ENTRIES:
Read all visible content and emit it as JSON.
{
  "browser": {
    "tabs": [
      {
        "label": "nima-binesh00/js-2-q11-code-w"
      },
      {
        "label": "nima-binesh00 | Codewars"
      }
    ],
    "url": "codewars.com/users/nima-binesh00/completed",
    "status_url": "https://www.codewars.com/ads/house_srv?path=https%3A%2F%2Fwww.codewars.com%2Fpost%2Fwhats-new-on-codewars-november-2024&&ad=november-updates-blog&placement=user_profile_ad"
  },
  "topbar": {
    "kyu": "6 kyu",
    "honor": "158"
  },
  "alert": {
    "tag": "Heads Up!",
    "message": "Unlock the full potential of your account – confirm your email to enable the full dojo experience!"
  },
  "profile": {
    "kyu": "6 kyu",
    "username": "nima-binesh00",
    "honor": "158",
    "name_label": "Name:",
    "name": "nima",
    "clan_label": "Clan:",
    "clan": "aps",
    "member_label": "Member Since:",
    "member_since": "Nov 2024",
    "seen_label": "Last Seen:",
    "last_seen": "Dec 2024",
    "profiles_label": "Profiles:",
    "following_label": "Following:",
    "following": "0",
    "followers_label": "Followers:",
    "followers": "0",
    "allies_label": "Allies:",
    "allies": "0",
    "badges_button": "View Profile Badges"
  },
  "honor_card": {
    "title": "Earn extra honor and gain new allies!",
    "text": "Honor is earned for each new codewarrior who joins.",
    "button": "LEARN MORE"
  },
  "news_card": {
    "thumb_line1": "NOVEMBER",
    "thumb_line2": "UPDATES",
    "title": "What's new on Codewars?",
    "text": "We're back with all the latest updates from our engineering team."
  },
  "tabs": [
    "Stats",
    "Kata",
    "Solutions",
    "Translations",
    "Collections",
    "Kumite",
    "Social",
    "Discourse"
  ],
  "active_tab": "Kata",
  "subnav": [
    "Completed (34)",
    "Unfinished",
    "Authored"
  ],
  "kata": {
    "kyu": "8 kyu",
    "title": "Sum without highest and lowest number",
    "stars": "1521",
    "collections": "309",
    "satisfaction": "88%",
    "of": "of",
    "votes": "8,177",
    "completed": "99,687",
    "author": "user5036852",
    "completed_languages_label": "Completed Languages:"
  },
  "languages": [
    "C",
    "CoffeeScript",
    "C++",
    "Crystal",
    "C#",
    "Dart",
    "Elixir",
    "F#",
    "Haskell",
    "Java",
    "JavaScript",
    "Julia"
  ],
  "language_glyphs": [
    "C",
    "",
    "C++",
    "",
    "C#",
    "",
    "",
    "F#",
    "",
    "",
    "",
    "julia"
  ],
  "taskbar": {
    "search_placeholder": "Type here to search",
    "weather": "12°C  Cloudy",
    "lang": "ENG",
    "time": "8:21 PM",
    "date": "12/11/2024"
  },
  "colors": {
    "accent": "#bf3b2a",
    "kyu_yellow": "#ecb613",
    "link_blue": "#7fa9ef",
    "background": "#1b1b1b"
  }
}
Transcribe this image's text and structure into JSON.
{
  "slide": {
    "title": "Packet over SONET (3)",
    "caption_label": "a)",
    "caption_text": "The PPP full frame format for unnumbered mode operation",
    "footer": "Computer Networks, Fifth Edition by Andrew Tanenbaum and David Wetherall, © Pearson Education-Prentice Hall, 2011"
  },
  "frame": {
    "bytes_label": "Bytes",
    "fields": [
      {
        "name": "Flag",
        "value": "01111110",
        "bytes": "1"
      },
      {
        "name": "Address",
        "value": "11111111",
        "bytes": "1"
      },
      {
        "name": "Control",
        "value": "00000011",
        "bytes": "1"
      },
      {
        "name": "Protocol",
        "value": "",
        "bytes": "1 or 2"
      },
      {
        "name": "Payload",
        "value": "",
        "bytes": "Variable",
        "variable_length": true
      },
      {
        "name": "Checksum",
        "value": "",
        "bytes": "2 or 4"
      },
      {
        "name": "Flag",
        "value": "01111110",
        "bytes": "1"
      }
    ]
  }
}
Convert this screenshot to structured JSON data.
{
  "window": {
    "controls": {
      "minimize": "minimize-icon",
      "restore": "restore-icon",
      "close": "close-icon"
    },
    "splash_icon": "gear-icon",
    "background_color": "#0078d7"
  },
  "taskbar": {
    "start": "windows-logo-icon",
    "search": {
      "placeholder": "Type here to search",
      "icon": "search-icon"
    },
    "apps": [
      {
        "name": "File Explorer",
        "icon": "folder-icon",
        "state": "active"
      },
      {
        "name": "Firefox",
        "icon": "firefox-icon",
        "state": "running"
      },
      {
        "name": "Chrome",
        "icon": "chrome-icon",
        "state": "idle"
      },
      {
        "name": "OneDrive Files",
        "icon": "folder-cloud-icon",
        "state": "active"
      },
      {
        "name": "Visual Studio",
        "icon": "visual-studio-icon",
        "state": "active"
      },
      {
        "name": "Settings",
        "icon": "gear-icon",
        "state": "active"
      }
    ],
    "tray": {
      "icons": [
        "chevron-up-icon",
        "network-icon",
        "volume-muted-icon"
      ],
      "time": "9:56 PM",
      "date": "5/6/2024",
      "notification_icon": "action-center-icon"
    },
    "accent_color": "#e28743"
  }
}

TASK:
Repeat each record exactly. Omit nothing.

RESULT BELOW:
Read all visible content and emit it as JSON.
{
  "browser": {
    "tabs": [
      {
        "label": "nima-binesh00/js-2-q11-code-w"
      },
      {
        "label": "nima-binesh00 | Codewars"
      }
    ],
    "url": "codewars.com/users/nima-binesh00/completed",
    "status_url": "https://www.codewars.com/ads/house_srv?path=https%3A%2F%2Fwww.codewars.com%2Fpost%2Fwhats-new-on-codewars-november-2024&&ad=november-updates-blog&placement=user_profile_ad"
  },
  "topbar": {
    "kyu": "6 kyu",
    "honor": "158"
  },
  "alert": {
    "tag": "Heads Up!",
    "message": "Unlock the full potential of your account – confirm your email to enable the full dojo experience!"
  },
  "profile": {
    "kyu": "6 kyu",
    "username": "nima-binesh00",
    "honor": "158",
    "name_label": "Name:",
    "name": "nima",
    "clan_label": "Clan:",
    "clan": "aps",
    "member_label": "Member Since:",
    "member_since": "Nov 2024",
    "seen_label": "Last Seen:",
    "last_seen": "Dec 2024",
    "profiles_label": "Profiles:",
    "following_label": "Following:",
    "following": "0",
    "followers_label": "Followers:",
    "followers": "0",
    "allies_label": "Allies:",
    "allies": "0",
    "badges_button": "View Profile Badges"
  },
  "honor_card": {
    "title": "Earn extra honor and gain new allies!",
    "text": "Honor is earned for each new codewarrior who joins.",
    "button": "LEARN MORE"
  },
  "news_card": {
    "thumb_line1": "NOVEMBER",
    "thumb_line2": "UPDATES",
    "title": "What's new on Codewars?",
    "text": "We're back with all the latest updates from our engineering team."
  },
  "tabs": [
    "Stats",
    "Kata",
    "Solutions",
    "Translations",
    "Collections",
    "Kumite",
    "Social",
    "Discourse"
  ],
  "active_tab": "Kata",
  "subnav": [
    "Completed (34)",
    "Unfinished",
    "Authored"
  ],
  "kata": {
    "kyu": "8 kyu",
    "title": "Sum without highest and lowest number",
    "stars": "1521",
    "collections": "309",
    "satisfaction": "88%",
    "of": "of",
    "votes": "8,177",
    "completed": "99,687",
    "author": "user5036852",
    "completed_languages_label": "Completed Languages:"
  },
  "languages": [
    "C",
    "CoffeeScript",
    "C++",
    "Crystal",
    "C#",
    "Dart",
    "Elixir",
    "F#",
    "Haskell",
    "Java",
    "JavaScript",
    "Julia"
  ],
  "language_glyphs": [
    "C",
    "",
    "C++",
    "",
    "C#",
    "",
    "",
    "F#",
    "",
    "",
    "",
    "julia"
  ],
  "taskbar": {
    "search_placeholder": "Type here to search",
    "weather": "12°C  Cloudy",
    "lang": "ENG",
    "time": "8:21 PM",
    "date": "12/11/2024"
  },
  "colors": {
    "accent": "#bf3b2a",
    "kyu_yellow": "#ecb613",
    "link_blue": "#7fa9ef",
    "background": "#1b1b1b"
  }
}
Transcribe this image's text and structure into JSON.
{
  "slide": {
    "title": "Packet over SONET (3)",
    "caption_label": "a)",
    "caption_text": "The PPP full frame format for unnumbered mode operation",
    "footer": "Computer Networks, Fifth Edition by Andrew Tanenbaum and David Wetherall, © Pearson Education-Prentice Hall, 2011"
  },
  "frame": {
    "bytes_label": "Bytes",
    "fields": [
      {
        "name": "Flag",
        "value": "01111110",
        "bytes": "1"
      },
      {
        "name": "Address",
        "value": "11111111",
        "bytes": "1"
      },
      {
        "name": "Control",
        "value": "00000011",
        "bytes": "1"
      },
      {
        "name": "Protocol",
        "value": "",
        "bytes": "1 or 2"
      },
      {
        "name": "Payload",
        "value": "",
        "bytes": "Variable",
        "variable_length": true
      },
      {
        "name": "Checksum",
        "value": "",
        "bytes": "2 or 4"
      },
      {
        "name": "Flag",
        "value": "01111110",
        "bytes": "1"
      }
    ]
  }
}
Convert this screenshot to structured JSON data.
{
  "window": {
    "controls": {
      "minimize": "minimize-icon",
      "restore": "restore-icon",
      "close": "close-icon"
    },
    "splash_icon": "gear-icon",
    "background_color": "#0078d7"
  },
  "taskbar": {
    "start": "windows-logo-icon",
    "search": {
      "placeholder": "Type here to search",
      "icon": "search-icon"
    },
    "apps": [
      {
        "name": "File Explorer",
        "icon": "folder-icon",
        "state": "active"
      },
      {
        "name": "Firefox",
        "icon": "firefox-icon",
        "state": "running"
      },
      {
        "name": "Chrome",
        "icon": "chrome-icon",
        "state": "idle"
      },
      {
        "name": "OneDrive Files",
        "icon": "folder-cloud-icon",
        "state": "active"
      },
      {
        "name": "Visual Studio",
        "icon": "visual-studio-icon",
        "state": "active"
      },
      {
        "name": "Settings",
        "icon": "gear-icon",
        "state": "active"
      }
    ],
    "tray": {
      "icons": [
        "chevron-up-icon",
        "network-icon",
        "volume-muted-icon"
      ],
      "time": "9:56 PM",
      "date": "5/6/2024",
      "notification_icon": "action-center-icon"
    },
    "accent_color": "#e28743"
  }
}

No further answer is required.